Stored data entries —

_ _ _ _ _

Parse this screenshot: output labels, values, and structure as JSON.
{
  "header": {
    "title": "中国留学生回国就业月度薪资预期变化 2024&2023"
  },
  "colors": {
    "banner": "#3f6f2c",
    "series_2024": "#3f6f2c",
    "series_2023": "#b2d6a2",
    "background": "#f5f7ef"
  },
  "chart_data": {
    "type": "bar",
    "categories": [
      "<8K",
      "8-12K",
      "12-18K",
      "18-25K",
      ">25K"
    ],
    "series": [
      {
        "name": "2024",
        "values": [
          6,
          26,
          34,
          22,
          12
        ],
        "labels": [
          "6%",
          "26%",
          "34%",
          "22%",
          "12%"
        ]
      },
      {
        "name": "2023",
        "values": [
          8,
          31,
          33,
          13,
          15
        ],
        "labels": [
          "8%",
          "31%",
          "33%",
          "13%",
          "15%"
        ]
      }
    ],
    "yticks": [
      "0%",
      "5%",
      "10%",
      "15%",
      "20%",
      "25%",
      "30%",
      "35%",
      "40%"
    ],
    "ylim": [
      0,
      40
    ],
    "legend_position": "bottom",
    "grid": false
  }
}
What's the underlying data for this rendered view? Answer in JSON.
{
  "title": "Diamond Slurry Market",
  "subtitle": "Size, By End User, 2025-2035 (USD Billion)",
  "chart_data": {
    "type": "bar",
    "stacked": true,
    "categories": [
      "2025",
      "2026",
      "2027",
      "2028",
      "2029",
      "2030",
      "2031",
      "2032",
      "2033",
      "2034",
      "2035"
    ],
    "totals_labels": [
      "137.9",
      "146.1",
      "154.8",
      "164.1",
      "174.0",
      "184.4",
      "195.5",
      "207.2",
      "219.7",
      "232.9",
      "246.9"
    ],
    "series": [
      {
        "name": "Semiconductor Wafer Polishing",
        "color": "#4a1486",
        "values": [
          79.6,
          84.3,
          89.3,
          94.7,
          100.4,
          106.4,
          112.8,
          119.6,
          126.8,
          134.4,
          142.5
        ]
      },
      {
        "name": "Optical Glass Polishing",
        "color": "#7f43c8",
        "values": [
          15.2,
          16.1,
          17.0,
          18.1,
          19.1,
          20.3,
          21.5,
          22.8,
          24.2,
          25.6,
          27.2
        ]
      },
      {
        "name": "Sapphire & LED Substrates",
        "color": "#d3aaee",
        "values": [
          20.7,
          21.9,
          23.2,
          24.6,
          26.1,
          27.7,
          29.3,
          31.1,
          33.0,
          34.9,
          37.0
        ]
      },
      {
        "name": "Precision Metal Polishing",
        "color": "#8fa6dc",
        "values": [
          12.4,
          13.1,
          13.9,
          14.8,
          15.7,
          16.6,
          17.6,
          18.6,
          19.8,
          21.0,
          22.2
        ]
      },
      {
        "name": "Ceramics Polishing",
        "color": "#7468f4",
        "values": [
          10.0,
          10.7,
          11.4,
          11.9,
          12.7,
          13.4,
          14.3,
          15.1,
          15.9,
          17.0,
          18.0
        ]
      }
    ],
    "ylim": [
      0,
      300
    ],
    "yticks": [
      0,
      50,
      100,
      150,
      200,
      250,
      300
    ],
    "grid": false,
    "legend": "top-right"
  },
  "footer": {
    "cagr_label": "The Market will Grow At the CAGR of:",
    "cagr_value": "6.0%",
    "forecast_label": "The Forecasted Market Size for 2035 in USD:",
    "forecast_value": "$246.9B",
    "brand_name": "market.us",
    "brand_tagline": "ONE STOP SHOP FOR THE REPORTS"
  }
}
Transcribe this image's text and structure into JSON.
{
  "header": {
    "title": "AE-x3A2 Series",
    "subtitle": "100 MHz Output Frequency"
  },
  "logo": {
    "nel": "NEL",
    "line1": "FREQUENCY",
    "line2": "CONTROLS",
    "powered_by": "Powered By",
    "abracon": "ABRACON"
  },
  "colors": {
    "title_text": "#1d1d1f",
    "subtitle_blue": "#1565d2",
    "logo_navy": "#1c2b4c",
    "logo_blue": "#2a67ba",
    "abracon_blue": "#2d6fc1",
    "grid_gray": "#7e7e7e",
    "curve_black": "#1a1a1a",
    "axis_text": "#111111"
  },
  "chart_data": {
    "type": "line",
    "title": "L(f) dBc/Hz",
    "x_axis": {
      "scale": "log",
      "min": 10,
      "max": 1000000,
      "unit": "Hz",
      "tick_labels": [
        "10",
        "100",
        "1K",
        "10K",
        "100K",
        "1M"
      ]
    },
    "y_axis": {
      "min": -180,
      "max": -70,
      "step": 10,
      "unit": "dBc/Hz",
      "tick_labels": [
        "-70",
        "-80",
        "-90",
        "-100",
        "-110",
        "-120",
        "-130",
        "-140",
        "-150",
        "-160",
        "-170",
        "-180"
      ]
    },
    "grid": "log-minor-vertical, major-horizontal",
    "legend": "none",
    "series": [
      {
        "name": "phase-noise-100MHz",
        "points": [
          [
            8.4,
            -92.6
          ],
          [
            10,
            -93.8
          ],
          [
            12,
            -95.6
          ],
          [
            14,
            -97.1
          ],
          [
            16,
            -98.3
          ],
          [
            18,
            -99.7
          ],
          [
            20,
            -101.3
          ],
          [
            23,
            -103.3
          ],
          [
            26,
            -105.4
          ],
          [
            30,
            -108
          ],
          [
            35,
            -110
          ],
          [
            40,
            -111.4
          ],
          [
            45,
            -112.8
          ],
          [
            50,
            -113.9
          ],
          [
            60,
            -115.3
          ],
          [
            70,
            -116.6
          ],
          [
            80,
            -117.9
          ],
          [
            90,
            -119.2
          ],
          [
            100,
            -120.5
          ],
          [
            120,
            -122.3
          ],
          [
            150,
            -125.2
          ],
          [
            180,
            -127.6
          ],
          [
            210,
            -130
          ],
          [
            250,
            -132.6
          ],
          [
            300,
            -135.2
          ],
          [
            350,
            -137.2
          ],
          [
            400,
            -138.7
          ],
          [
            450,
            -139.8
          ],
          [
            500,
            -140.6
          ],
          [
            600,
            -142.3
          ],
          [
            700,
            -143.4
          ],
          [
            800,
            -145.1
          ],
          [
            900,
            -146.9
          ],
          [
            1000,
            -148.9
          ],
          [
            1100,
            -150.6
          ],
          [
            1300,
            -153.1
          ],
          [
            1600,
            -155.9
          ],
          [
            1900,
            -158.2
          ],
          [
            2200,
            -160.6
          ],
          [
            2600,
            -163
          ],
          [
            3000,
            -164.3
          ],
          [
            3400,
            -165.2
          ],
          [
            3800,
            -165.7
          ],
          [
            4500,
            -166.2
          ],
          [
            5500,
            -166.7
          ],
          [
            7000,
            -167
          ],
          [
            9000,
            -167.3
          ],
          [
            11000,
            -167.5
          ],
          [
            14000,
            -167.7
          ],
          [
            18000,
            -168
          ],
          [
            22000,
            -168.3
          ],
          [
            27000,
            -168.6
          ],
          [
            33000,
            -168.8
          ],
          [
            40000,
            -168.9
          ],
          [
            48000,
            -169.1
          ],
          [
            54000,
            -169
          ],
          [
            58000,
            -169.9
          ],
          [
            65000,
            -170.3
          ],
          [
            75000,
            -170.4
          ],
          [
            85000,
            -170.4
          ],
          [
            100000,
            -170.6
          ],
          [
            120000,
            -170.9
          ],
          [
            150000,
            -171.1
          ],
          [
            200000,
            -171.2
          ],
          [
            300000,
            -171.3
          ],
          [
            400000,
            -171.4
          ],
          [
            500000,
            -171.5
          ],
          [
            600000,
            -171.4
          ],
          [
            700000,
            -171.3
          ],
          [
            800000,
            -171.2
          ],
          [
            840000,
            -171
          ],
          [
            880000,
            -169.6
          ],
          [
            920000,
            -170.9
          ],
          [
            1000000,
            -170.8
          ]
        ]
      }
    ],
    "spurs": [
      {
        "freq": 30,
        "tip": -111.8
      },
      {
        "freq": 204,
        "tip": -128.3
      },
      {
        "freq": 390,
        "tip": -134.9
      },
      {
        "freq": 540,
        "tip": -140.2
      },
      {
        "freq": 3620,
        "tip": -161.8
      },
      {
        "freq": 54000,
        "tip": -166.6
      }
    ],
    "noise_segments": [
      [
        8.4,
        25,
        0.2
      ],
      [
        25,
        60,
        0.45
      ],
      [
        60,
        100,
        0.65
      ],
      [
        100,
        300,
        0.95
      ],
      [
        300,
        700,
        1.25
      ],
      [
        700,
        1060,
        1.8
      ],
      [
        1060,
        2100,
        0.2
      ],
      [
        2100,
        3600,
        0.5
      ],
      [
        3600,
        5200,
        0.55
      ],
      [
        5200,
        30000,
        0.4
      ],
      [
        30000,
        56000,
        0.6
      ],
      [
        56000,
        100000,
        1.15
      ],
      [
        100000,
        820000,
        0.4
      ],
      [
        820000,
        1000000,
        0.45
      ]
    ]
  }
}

_ _ _ _ _

WRITTEN TASK —
Look through the data above. Find each line with the string "this" and copy it.

THE OUTPUT —
Parse this screenshot: output labels, values, and structure as JSON.
What's the underlying data for this rendered view? Answer in JSON.
Transcribe this image's text and structure into JSON.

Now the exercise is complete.